Return the count of lines with the string "Money" in them, and nothing else.

[Source data]
%%

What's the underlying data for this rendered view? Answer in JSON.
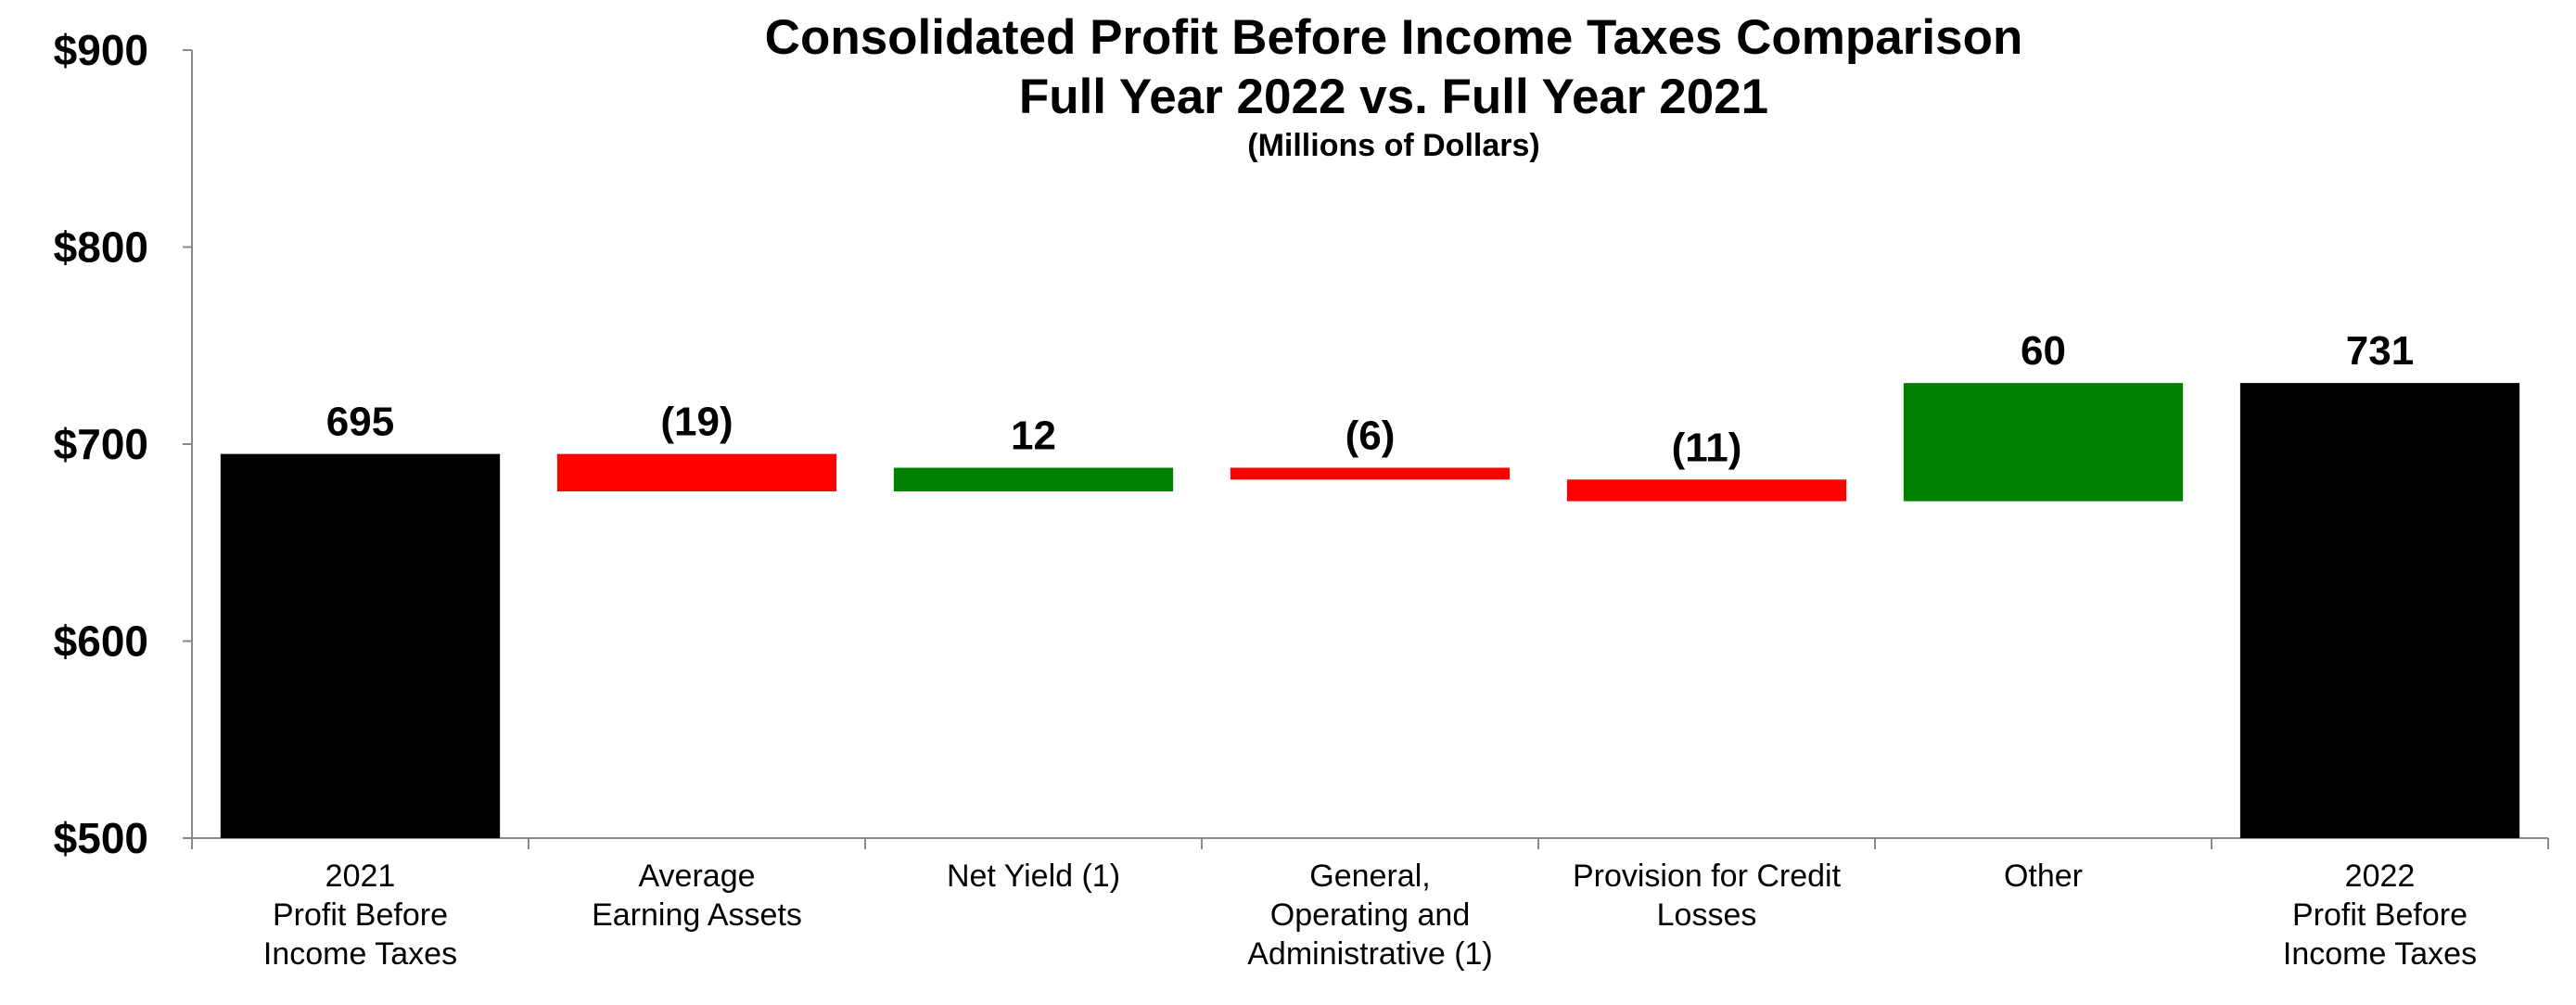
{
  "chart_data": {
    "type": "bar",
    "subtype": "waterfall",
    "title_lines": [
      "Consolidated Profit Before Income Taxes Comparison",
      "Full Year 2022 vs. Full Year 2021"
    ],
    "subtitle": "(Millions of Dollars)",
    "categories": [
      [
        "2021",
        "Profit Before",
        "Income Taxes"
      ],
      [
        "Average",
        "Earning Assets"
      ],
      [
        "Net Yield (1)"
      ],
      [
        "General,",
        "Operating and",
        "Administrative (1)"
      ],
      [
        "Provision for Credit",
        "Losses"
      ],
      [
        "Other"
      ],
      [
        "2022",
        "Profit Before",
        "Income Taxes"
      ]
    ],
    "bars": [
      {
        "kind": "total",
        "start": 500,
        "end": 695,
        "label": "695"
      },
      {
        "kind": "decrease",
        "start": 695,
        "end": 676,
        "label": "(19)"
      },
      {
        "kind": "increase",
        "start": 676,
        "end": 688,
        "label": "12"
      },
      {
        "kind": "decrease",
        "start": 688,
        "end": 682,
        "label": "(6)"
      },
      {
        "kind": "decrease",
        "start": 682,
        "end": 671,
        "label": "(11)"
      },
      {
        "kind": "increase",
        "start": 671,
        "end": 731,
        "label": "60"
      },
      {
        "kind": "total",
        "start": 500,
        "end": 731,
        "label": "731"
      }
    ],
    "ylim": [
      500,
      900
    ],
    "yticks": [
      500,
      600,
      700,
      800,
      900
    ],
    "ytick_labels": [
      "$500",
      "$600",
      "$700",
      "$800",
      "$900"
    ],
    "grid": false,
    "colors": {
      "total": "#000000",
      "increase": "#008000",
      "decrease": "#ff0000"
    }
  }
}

%%
%%

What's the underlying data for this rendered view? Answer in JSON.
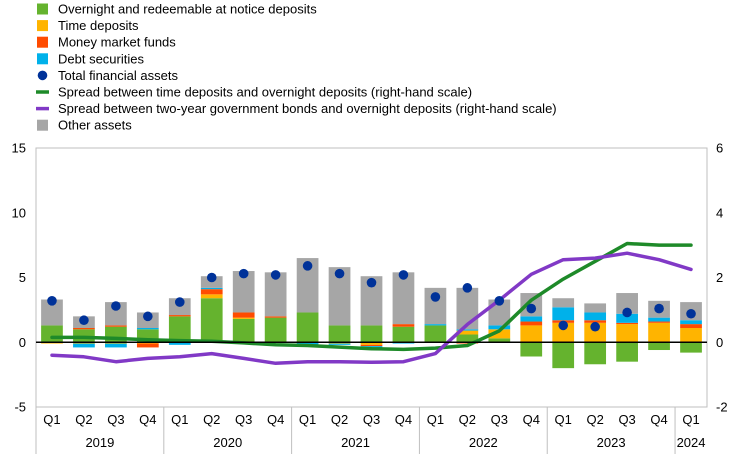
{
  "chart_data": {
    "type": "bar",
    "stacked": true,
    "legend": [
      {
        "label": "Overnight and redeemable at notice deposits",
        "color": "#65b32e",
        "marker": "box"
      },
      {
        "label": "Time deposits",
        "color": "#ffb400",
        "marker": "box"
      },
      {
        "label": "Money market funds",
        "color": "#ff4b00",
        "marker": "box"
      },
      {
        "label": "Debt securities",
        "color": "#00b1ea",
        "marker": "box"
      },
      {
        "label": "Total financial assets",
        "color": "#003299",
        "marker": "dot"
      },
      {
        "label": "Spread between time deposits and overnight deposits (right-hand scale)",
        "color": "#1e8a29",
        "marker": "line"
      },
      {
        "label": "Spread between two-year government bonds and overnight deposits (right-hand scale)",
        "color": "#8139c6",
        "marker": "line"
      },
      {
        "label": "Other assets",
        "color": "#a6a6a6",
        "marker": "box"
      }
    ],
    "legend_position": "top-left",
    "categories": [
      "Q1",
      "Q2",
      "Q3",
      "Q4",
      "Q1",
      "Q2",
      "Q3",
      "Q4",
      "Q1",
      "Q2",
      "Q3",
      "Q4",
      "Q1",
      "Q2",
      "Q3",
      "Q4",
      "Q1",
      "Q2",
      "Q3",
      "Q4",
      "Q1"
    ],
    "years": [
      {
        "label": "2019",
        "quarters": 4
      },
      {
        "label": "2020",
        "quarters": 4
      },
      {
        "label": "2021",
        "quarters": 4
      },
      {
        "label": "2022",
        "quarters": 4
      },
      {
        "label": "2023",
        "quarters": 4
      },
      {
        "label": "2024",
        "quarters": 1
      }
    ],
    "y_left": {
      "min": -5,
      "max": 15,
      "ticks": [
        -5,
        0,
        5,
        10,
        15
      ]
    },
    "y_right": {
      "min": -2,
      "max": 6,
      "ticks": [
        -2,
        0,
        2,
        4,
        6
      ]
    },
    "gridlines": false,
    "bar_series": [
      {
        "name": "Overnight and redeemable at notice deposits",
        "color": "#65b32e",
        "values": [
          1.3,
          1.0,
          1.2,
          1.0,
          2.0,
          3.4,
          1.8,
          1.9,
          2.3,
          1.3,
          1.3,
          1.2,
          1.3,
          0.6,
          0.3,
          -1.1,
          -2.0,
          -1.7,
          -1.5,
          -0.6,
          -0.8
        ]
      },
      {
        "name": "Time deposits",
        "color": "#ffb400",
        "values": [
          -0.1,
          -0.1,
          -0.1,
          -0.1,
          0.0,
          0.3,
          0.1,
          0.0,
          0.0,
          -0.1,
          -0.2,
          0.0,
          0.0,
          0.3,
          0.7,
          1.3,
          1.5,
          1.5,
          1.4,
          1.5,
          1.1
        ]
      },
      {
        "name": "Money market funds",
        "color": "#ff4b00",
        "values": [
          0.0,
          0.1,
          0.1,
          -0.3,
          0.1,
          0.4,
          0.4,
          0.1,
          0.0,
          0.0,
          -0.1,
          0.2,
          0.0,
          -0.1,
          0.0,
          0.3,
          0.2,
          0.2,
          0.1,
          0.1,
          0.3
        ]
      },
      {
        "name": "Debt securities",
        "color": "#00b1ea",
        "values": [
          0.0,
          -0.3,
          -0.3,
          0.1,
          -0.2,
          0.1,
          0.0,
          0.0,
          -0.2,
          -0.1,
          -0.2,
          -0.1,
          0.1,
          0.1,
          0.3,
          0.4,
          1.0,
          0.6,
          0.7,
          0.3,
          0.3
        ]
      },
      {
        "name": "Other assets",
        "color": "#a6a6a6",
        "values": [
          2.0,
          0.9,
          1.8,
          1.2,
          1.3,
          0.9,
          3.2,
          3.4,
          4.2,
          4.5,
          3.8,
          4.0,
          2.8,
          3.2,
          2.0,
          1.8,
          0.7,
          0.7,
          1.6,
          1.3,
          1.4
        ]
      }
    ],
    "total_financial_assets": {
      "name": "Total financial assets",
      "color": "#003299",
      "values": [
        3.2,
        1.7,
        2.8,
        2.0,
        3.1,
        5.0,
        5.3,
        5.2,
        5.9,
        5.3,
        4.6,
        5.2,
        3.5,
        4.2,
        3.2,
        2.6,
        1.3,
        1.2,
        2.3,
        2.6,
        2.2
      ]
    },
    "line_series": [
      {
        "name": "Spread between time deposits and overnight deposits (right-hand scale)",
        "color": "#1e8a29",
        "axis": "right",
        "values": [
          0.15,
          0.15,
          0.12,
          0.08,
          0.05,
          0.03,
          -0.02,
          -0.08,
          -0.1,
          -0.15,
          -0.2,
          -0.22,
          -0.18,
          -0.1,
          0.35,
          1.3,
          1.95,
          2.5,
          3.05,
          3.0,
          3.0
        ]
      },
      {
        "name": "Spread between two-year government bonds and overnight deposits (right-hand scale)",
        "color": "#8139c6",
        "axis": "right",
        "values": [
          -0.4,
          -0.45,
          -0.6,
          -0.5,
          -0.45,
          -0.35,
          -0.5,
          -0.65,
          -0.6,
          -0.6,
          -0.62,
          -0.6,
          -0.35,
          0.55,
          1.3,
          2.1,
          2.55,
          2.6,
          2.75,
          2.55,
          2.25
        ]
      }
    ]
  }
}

%%

▶ _WRITTEN REPLY_
2